## What to work on
Exactly reproduce all the records, keeping pictures out of the copy.
##### Records shown #####
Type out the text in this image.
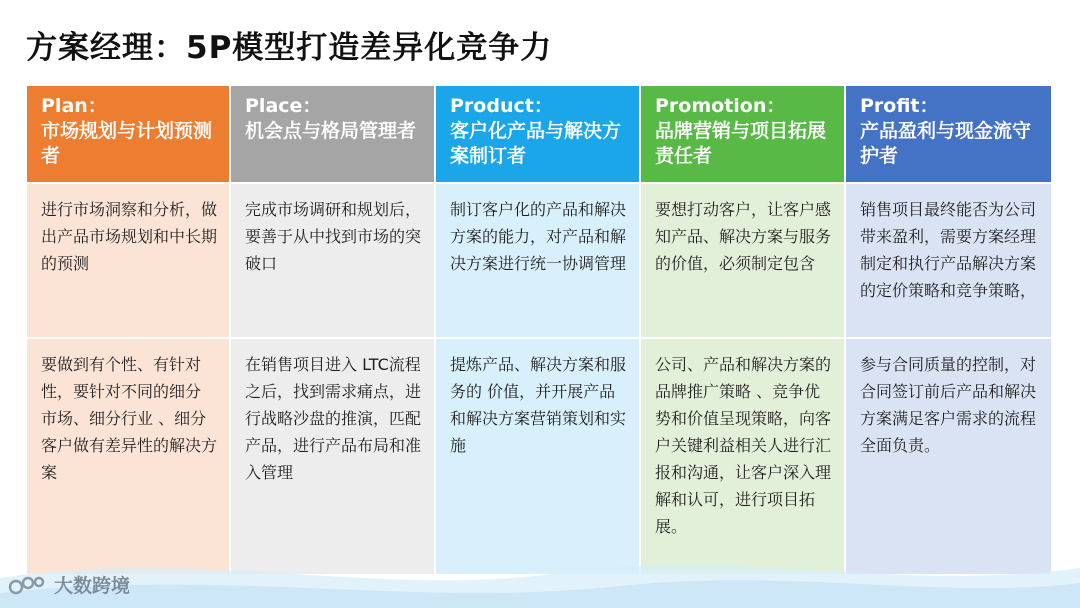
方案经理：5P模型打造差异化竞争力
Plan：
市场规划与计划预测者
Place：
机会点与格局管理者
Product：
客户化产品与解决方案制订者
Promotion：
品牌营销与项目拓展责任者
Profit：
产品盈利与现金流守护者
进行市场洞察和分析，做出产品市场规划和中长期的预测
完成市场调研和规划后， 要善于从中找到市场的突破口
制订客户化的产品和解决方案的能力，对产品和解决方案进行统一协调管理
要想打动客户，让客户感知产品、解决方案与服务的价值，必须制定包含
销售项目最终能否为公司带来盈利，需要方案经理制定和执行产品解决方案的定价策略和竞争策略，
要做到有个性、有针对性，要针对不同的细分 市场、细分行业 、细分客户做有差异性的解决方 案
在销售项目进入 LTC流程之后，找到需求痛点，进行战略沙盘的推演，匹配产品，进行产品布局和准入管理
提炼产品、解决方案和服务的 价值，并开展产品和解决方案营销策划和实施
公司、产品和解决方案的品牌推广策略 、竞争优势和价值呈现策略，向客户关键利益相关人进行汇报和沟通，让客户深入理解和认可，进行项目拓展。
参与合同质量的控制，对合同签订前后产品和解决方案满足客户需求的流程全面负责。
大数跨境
#####
## The completed task
Type out the text in this image.
方案经理：5P模型打造差异化竞争力
Plan：
市场规划与计划预测者
Place：
机会点与格局管理者
Product：
客户化产品与解决方案制订者
Promotion：
品牌营销与项目拓展责任者
Profit：
产品盈利与现金流守护者
进行市场洞察和分析，做出产品市场规划和中长期的预测
完成市场调研和规划后， 要善于从中找到市场的突破口
制订客户化的产品和解决方案的能力，对产品和解决方案进行统一协调管理
要想打动客户，让客户感知产品、解决方案与服务的价值，必须制定包含
销售项目最终能否为公司带来盈利，需要方案经理制定和执行产品解决方案的定价策略和竞争策略，
要做到有个性、有针对性，要针对不同的细分 市场、细分行业 、细分客户做有差异性的解决方 案
在销售项目进入 LTC流程之后，找到需求痛点，进行战略沙盘的推演，匹配产品，进行产品布局和准入管理
提炼产品、解决方案和服务的 价值，并开展产品和解决方案营销策划和实施
公司、产品和解决方案的品牌推广策略 、竞争优势和价值呈现策略，向客户关键利益相关人进行汇报和沟通，让客户深入理解和认可，进行项目拓展。
参与合同质量的控制，对合同签订前后产品和解决方案满足客户需求的流程全面负责。
大数跨境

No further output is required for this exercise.